> **AIM OF THE TASK**:
Locate the word "Land" in the material, then show every line that holds it.
INFORMATION SHOWN start
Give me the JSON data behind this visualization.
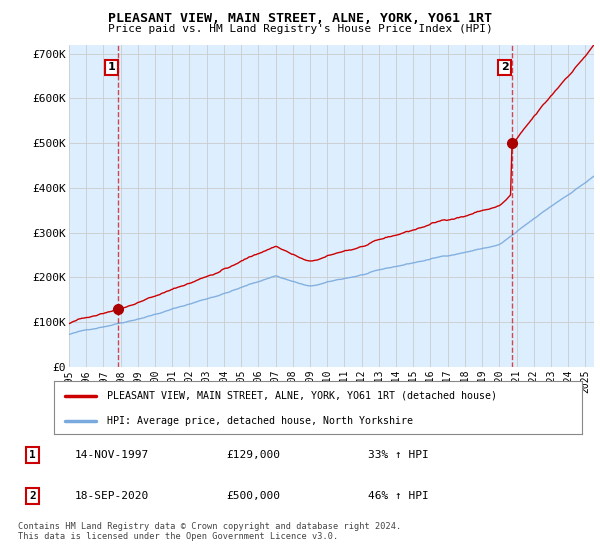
{
  "title": "PLEASANT VIEW, MAIN STREET, ALNE, YORK, YO61 1RT",
  "subtitle": "Price paid vs. HM Land Registry's House Price Index (HPI)",
  "ylabel_ticks": [
    "£0",
    "£100K",
    "£200K",
    "£300K",
    "£400K",
    "£500K",
    "£600K",
    "£700K"
  ],
  "ytick_values": [
    0,
    100000,
    200000,
    300000,
    400000,
    500000,
    600000,
    700000
  ],
  "ylim": [
    0,
    720000
  ],
  "xlim_start": 1995.0,
  "xlim_end": 2025.5,
  "sale1_x": 1997.87,
  "sale1_y": 129000,
  "sale2_x": 2020.72,
  "sale2_y": 500000,
  "sale1_date": "14-NOV-1997",
  "sale1_price": "£129,000",
  "sale1_hpi": "33% ↑ HPI",
  "sale2_date": "18-SEP-2020",
  "sale2_price": "£500,000",
  "sale2_hpi": "46% ↑ HPI",
  "line_color_red": "#cc0000",
  "line_color_blue": "#7aaadd",
  "dot_color": "#aa0000",
  "grid_color": "#cccccc",
  "bg_chart": "#ddeeff",
  "background_color": "#ffffff",
  "legend_label_red": "PLEASANT VIEW, MAIN STREET, ALNE, YORK, YO61 1RT (detached house)",
  "legend_label_blue": "HPI: Average price, detached house, North Yorkshire",
  "footer": "Contains HM Land Registry data © Crown copyright and database right 2024.\nThis data is licensed under the Open Government Licence v3.0.",
  "xtick_years": [
    1995,
    1996,
    1997,
    1998,
    1999,
    2000,
    2001,
    2002,
    2003,
    2004,
    2005,
    2006,
    2007,
    2008,
    2009,
    2010,
    2011,
    2012,
    2013,
    2014,
    2015,
    2016,
    2017,
    2018,
    2019,
    2020,
    2021,
    2022,
    2023,
    2024,
    2025
  ]
}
INFORMATION SHOWN end
> **ANSWER FOR THE TASK**:
  "subtitle": "Price paid vs. HM Land Registry's House Price Index (HPI)",
  "footer": "Contains HM Land Registry data © Crown copyright and database right 2024.\nThis data is licensed under the Open Government Licence v3.0.",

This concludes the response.